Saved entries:
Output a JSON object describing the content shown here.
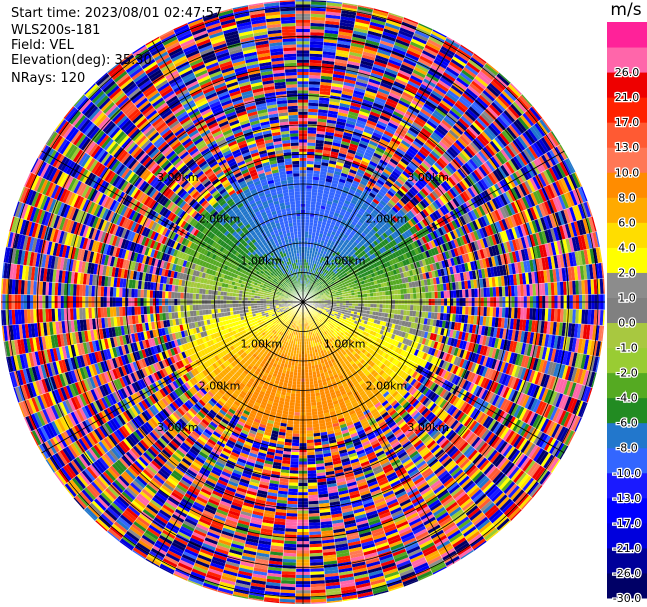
{
  "header": {
    "start_time": "Start time: 2023/08/01 02:47:57",
    "instrument": "WLS200s-181",
    "field": "Field: VEL",
    "elevation": "Elevation(deg): 35.30",
    "nrays": "NRays: 120"
  },
  "chart_data": {
    "type": "heatmap",
    "projection": "polar-ppi",
    "field": "VEL",
    "unit_label": "m/s",
    "n_rays": 120,
    "max_range_km": 3.0,
    "range_ring_labels": [
      "1.00km",
      "2.00km",
      "3.00km"
    ],
    "range_rings_km": [
      1.0,
      2.0,
      3.0
    ],
    "colorbar": {
      "boundaries": [
        -30.0,
        -26.0,
        -21.0,
        -17.0,
        -13.0,
        -10.0,
        -8.0,
        -6.0,
        -4.0,
        -2.0,
        -1.0,
        0.0,
        1.0,
        2.0,
        4.0,
        6.0,
        8.0,
        10.0,
        13.0,
        17.0,
        21.0,
        26.0,
        30.0
      ],
      "tick_labels": [
        "-30.0",
        "-26.0",
        "-21.0",
        "-17.0",
        "-13.0",
        "-10.0",
        "-8.0",
        "-6.0",
        "-4.0",
        "-2.0",
        "-1.0",
        "0.0",
        "1.0",
        "2.0",
        "4.0",
        "6.0",
        "8.0",
        "10.0",
        "13.0",
        "17.0",
        "21.0",
        "26.0"
      ],
      "colors": [
        "#000066",
        "#000099",
        "#0000dd",
        "#0000ff",
        "#1a1aff",
        "#3366ff",
        "#2277cc",
        "#228b22",
        "#55aa22",
        "#99cc33",
        "#a8c840",
        "#808080",
        "#8c8c8c",
        "#ffff00",
        "#ffdd00",
        "#ffaa00",
        "#ff8c00",
        "#ff7755",
        "#ff5a33",
        "#ff2200",
        "#ee0000",
        "#ff66aa",
        "#ff2299"
      ]
    }
  }
}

Job =>
Take the listing and print it again exactly, but without any pictures.

Solution for this problem =>
Output a JSON object describing the content shown here.
{
  "header": {
    "start_time": "Start time: 2023/08/01 02:47:57",
    "instrument": "WLS200s-181",
    "field": "Field: VEL",
    "elevation": "Elevation(deg): 35.30",
    "nrays": "NRays: 120"
  },
  "chart_data": {
    "type": "heatmap",
    "projection": "polar-ppi",
    "field": "VEL",
    "unit_label": "m/s",
    "n_rays": 120,
    "max_range_km": 3.0,
    "range_ring_labels": [
      "1.00km",
      "2.00km",
      "3.00km"
    ],
    "range_rings_km": [
      1.0,
      2.0,
      3.0
    ],
    "colorbar": {
      "boundaries": [
        -30.0,
        -26.0,
        -21.0,
        -17.0,
        -13.0,
        -10.0,
        -8.0,
        -6.0,
        -4.0,
        -2.0,
        -1.0,
        0.0,
        1.0,
        2.0,
        4.0,
        6.0,
        8.0,
        10.0,
        13.0,
        17.0,
        21.0,
        26.0,
        30.0
      ],
      "tick_labels": [
        "-30.0",
        "-26.0",
        "-21.0",
        "-17.0",
        "-13.0",
        "-10.0",
        "-8.0",
        "-6.0",
        "-4.0",
        "-2.0",
        "-1.0",
        "0.0",
        "1.0",
        "2.0",
        "4.0",
        "6.0",
        "8.0",
        "10.0",
        "13.0",
        "17.0",
        "21.0",
        "26.0"
      ],
      "colors": [
        "#000066",
        "#000099",
        "#0000dd",
        "#0000ff",
        "#1a1aff",
        "#3366ff",
        "#2277cc",
        "#228b22",
        "#55aa22",
        "#99cc33",
        "#a8c840",
        "#808080",
        "#8c8c8c",
        "#ffff00",
        "#ffdd00",
        "#ffaa00",
        "#ff8c00",
        "#ff7755",
        "#ff5a33",
        "#ff2200",
        "#ee0000",
        "#ff66aa",
        "#ff2299"
      ]
    }
  }
}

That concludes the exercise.